**STATED EXERCISE**
Reproduce each line bearing the word "пустота".

(Recorded data)
┄┄┄┄┄┄
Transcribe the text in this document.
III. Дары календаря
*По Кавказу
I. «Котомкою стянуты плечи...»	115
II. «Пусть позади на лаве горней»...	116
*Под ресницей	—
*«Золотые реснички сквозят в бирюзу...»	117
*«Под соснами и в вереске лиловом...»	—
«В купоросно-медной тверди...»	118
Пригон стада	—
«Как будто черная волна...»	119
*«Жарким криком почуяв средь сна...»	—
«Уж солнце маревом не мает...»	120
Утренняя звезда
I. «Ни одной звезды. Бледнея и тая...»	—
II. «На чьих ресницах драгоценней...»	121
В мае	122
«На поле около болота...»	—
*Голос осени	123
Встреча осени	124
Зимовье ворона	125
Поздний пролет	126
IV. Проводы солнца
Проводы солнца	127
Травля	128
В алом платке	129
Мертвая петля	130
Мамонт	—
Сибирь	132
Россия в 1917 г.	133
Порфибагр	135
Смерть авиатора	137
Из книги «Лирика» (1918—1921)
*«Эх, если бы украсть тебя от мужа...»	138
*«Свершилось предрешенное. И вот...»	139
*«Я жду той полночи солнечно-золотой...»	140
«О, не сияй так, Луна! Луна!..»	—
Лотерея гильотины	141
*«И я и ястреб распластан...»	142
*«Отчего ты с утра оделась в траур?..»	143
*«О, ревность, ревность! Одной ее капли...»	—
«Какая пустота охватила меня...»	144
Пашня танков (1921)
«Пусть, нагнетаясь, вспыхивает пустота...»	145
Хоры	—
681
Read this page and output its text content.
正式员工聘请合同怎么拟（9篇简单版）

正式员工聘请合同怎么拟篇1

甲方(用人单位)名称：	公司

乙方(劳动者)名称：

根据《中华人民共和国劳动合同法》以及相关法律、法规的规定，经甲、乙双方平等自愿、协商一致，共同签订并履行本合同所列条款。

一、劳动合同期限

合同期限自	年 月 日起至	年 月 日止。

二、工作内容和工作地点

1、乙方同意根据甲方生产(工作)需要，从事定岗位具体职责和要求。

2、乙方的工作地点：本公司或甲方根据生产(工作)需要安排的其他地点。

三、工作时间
┄┄┄┄┄┄
**WRITTEN RESPONSE**
«Какая пустота охватила меня...»	144
«Пусть, нагнетаясь, вспыхивает пустота...»	145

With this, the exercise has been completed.